** Problem **
Repeat the El Hierro text below word for word, from "Pumped storage is" to "a hydroelectric dam.".
··· Extract ···
The closest Menton could find to such a project is the island of El Hierro. Nestled in the Canary Islands off the west coast of Africa, El Hierro embarked on a quest to become powered 100% by wind and pumped storage.

Pumped storage is a form of hydroelectric power that uses elevation to store water. It consists of two reservoirs, one placed considerably higher than the other. During periods of surplus energy production, (when more electricity is produced than being consumed) the extra power is used to power pumps to lift water from the lower reservoir to the higher one. When the energy is needed, the water is drained into the lower pool and the flow of water turns generators, just like in a hydroelectric dam.

El Hierro never set out to demonstrate that the rest of the globe could transition entirely to a grid powered by renewable energy, but it did promote itself as the 100% renewable island. It has a population of approximately 11,000 people, and it provides information about its electricity generation sources on its website. The Island's data made it useful for looking at how such a project as Menton proposes would go.
··· Extracted data ···
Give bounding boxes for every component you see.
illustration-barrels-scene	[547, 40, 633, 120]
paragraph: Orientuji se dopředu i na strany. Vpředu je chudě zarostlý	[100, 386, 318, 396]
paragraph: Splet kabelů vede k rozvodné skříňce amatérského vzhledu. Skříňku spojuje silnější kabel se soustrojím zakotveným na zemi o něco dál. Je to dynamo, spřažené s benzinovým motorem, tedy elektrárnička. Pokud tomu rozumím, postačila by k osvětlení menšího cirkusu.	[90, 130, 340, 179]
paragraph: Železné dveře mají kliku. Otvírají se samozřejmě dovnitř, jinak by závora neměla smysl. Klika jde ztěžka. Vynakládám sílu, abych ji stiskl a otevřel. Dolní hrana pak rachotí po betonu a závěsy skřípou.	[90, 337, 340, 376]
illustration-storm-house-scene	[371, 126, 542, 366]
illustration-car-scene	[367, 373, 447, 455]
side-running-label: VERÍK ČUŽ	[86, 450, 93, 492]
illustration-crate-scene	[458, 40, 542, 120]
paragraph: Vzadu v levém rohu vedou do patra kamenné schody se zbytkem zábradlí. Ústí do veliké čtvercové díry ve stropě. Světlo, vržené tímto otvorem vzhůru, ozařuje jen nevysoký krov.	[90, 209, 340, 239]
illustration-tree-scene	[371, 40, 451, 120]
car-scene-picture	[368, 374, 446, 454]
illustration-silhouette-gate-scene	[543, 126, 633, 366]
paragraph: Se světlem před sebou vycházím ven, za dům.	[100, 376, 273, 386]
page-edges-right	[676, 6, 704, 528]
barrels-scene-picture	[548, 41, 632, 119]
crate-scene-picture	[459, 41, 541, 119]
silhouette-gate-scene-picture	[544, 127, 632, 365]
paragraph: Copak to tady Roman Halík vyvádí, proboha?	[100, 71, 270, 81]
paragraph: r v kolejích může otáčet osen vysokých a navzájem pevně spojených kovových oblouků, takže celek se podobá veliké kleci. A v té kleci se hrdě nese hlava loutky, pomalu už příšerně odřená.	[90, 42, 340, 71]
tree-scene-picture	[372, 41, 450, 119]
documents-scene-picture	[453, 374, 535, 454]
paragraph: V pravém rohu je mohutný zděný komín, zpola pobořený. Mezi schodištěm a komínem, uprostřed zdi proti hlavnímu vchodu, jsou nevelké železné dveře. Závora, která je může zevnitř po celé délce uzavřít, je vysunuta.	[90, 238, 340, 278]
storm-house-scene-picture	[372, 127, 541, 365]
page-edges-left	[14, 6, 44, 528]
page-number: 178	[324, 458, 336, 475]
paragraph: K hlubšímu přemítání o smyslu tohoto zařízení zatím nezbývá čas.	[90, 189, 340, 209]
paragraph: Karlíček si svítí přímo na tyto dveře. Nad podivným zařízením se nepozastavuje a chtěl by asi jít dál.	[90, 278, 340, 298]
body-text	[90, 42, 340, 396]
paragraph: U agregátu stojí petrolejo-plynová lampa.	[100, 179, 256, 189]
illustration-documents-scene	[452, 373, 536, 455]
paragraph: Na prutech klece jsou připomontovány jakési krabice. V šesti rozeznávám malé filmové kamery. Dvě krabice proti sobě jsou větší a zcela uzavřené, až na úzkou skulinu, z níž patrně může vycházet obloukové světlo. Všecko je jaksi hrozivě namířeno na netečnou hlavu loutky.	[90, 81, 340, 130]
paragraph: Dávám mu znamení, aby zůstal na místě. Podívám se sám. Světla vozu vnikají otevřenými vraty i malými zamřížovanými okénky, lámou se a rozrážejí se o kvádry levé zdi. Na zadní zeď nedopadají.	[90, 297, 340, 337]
···
** Written answer **
Pumped storage is a form of hydroelectric power that uses elevation to store water. It consists of two reservoirs, one placed considerably higher than the other. During periods of surplus energy production, (when more electricity is produced than being consumed) the extra power is used to power pumps to lift water from the lower reservoir to the higher one. When the energy is needed, the water is drained into the lower pool and the flow of water turns generators, just like in a hydroelectric dam.